Extracted records:
-------------------------
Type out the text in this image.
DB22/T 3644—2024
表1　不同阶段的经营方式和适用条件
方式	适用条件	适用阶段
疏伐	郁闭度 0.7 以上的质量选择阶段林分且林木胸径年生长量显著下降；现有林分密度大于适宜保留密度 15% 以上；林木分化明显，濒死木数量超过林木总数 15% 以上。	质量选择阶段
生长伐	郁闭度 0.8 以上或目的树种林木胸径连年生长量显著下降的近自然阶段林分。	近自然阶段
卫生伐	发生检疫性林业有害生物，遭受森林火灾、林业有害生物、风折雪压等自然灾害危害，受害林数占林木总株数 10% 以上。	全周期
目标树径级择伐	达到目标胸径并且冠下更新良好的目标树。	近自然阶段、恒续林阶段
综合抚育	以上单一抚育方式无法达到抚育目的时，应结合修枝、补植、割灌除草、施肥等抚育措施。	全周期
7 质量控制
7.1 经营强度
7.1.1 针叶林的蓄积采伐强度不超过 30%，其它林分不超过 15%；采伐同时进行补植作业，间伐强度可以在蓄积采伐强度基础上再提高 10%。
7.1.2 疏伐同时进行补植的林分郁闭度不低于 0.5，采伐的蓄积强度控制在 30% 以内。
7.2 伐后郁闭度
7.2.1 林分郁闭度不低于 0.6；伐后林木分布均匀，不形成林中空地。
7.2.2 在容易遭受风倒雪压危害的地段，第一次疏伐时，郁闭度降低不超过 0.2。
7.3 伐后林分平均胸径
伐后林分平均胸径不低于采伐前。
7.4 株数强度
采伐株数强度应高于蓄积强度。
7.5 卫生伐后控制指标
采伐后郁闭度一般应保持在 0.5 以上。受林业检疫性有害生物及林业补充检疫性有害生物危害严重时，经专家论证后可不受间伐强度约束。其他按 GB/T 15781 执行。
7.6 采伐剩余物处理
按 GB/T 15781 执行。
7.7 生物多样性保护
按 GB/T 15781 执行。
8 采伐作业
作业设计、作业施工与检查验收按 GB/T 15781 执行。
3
-------------------------
Return every entry exactly as given.

Type out the text in this image.
DB22/T 3644—2024
表1　不同阶段的经营方式和适用条件
方式	适用条件	适用阶段
疏伐	郁闭度 0.7 以上的质量选择阶段林分且林木胸径年生长量显著下降；现有林分密度大于适宜保留密度 15% 以上；林木分化明显，濒死木数量超过林木总数 15% 以上。	质量选择阶段
生长伐	郁闭度 0.8 以上或目的树种林木胸径连年生长量显著下降的近自然阶段林分。	近自然阶段
卫生伐	发生检疫性林业有害生物，遭受森林火灾、林业有害生物、风折雪压等自然灾害危害，受害林数占林木总株数 10% 以上。	全周期
目标树径级择伐	达到目标胸径并且冠下更新良好的目标树。	近自然阶段、恒续林阶段
综合抚育	以上单一抚育方式无法达到抚育目的时，应结合修枝、补植、割灌除草、施肥等抚育措施。	全周期
7 质量控制
7.1 经营强度
7.1.1 针叶林的蓄积采伐强度不超过 30%，其它林分不超过 15%；采伐同时进行补植作业，间伐强度可以在蓄积采伐强度基础上再提高 10%。
7.1.2 疏伐同时进行补植的林分郁闭度不低于 0.5，采伐的蓄积强度控制在 30% 以内。
7.2 伐后郁闭度
7.2.1 林分郁闭度不低于 0.6；伐后林木分布均匀，不形成林中空地。
7.2.2 在容易遭受风倒雪压危害的地段，第一次疏伐时，郁闭度降低不超过 0.2。
7.3 伐后林分平均胸径
伐后林分平均胸径不低于采伐前。
7.4 株数强度
采伐株数强度应高于蓄积强度。
7.5 卫生伐后控制指标
采伐后郁闭度一般应保持在 0.5 以上。受林业检疫性有害生物及林业补充检疫性有害生物危害严重时，经专家论证后可不受间伐强度约束。其他按 GB/T 15781 执行。
7.6 采伐剩余物处理
按 GB/T 15781 执行。
7.7 生物多样性保护
按 GB/T 15781 执行。
8 采伐作业
作业设计、作业施工与检查验收按 GB/T 15781 执行。
3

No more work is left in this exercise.